== SET EXERCISE ==
Please write out the material that follows, exactly as it stands.

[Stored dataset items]

__________________________________________________

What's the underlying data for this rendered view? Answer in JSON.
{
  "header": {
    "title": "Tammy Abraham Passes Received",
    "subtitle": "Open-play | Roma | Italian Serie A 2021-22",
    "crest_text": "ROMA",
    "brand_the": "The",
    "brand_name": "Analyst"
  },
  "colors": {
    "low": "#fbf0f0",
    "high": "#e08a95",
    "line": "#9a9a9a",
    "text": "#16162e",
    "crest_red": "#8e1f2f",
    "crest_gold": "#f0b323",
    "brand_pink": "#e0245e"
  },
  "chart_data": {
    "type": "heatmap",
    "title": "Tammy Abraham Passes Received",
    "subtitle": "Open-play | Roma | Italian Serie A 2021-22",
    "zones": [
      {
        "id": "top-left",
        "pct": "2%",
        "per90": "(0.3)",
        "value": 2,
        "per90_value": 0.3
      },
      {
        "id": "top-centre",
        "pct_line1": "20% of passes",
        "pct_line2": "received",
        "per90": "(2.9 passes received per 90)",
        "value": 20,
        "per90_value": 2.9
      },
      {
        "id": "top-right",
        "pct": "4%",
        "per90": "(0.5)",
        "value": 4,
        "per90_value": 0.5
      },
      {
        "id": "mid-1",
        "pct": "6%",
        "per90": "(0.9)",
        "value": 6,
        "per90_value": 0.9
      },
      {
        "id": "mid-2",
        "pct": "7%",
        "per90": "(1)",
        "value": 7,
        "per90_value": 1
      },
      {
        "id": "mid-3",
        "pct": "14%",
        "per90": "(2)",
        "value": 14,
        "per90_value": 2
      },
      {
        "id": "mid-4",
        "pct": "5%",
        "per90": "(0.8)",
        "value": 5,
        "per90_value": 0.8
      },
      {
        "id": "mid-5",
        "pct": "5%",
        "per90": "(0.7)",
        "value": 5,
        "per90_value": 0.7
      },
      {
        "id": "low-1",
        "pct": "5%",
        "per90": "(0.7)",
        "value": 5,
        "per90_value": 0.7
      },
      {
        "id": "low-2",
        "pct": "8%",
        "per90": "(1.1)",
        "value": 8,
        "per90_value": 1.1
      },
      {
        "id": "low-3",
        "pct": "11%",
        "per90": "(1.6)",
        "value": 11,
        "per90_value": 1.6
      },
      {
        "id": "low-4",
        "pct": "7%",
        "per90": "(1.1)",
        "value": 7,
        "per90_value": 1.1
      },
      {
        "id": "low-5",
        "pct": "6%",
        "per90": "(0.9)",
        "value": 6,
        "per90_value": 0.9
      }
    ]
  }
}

__________________________________________________

== TASK SOLUTION ==
What's the underlying data for this rendered view? Answer in JSON.
{
  "header": {
    "title": "Tammy Abraham Passes Received",
    "subtitle": "Open-play | Roma | Italian Serie A 2021-22",
    "crest_text": "ROMA",
    "brand_the": "The",
    "brand_name": "Analyst"
  },
  "colors": {
    "low": "#fbf0f0",
    "high": "#e08a95",
    "line": "#9a9a9a",
    "text": "#16162e",
    "crest_red": "#8e1f2f",
    "crest_gold": "#f0b323",
    "brand_pink": "#e0245e"
  },
  "chart_data": {
    "type": "heatmap",
    "title": "Tammy Abraham Passes Received",
    "subtitle": "Open-play | Roma | Italian Serie A 2021-22",
    "zones": [
      {
        "id": "top-left",
        "pct": "2%",
        "per90": "(0.3)",
        "value": 2,
        "per90_value": 0.3
      },
      {
        "id": "top-centre",
        "pct_line1": "20% of passes",
        "pct_line2": "received",
        "per90": "(2.9 passes received per 90)",
        "value": 20,
        "per90_value": 2.9
      },
      {
        "id": "top-right",
        "pct": "4%",
        "per90": "(0.5)",
        "value": 4,
        "per90_value": 0.5
      },
      {
        "id": "mid-1",
        "pct": "6%",
        "per90": "(0.9)",
        "value": 6,
        "per90_value": 0.9
      },
      {
        "id": "mid-2",
        "pct": "7%",
        "per90": "(1)",
        "value": 7,
        "per90_value": 1
      },
      {
        "id": "mid-3",
        "pct": "14%",
        "per90": "(2)",
        "value": 14,
        "per90_value": 2
      },
      {
        "id": "mid-4",
        "pct": "5%",
        "per90": "(0.8)",
        "value": 5,
        "per90_value": 0.8
      },
      {
        "id": "mid-5",
        "pct": "5%",
        "per90": "(0.7)",
        "value": 5,
        "per90_value": 0.7
      },
      {
        "id": "low-1",
        "pct": "5%",
        "per90": "(0.7)",
        "value": 5,
        "per90_value": 0.7
      },
      {
        "id": "low-2",
        "pct": "8%",
        "per90": "(1.1)",
        "value": 8,
        "per90_value": 1.1
      },
      {
        "id": "low-3",
        "pct": "11%",
        "per90": "(1.6)",
        "value": 11,
        "per90_value": 1.6
      },
      {
        "id": "low-4",
        "pct": "7%",
        "per90": "(1.1)",
        "value": 7,
        "per90_value": 1.1
      },
      {
        "id": "low-5",
        "pct": "6%",
        "per90": "(0.9)",
        "value": 6,
        "per90_value": 0.9
      }
    ]
  }
}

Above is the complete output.